WHAT IS ASKED | Which lines include the word "diagnoses"? Copy each of them.

[Dataset records]
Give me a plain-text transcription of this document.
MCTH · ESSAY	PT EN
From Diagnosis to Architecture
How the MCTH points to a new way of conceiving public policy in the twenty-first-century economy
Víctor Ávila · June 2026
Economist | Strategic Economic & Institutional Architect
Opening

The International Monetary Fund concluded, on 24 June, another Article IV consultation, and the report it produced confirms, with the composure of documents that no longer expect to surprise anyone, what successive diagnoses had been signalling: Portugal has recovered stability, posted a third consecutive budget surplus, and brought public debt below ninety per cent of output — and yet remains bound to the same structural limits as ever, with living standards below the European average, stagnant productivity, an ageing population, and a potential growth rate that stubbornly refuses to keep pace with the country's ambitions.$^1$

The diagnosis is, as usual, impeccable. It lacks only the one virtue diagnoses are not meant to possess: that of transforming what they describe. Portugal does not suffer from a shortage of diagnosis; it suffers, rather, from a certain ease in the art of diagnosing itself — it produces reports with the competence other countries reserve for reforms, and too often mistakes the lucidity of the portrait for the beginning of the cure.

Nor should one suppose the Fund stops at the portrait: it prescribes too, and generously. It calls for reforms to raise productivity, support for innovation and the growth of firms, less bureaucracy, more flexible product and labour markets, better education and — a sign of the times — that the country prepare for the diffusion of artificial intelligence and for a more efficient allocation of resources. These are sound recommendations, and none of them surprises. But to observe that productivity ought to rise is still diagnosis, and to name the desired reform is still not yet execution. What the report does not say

THE ANSWER |
The International Monetary Fund concluded, on 24 June, another Article IV consultation, and the report it produced confirms, with the composure of documents that no longer expect to surprise anyone, what successive diagnoses had been signalling: Portugal has recovered stability, posted a third consecutive budget surplus, and brought public debt below ninety per cent of output — and yet remains bound to the same structural limits as ever, with living standards below the European average, stagnant productivity, an ageing population, and a potential growth rate that stubbornly refuses to keep pace with the country's ambitions.$^1$
The diagnosis is, as usual, impeccable. It lacks only the one virtue diagnoses are not meant to possess: that of transforming what they describe. Portugal does not suffer from a shortage of diagnosis; it suffers, rather, from a certain ease in the art of diagnosing itself — it produces reports with the competence other countries reserve for reforms, and too often mistakes the lucidity of the portrait for the beginning of the cure.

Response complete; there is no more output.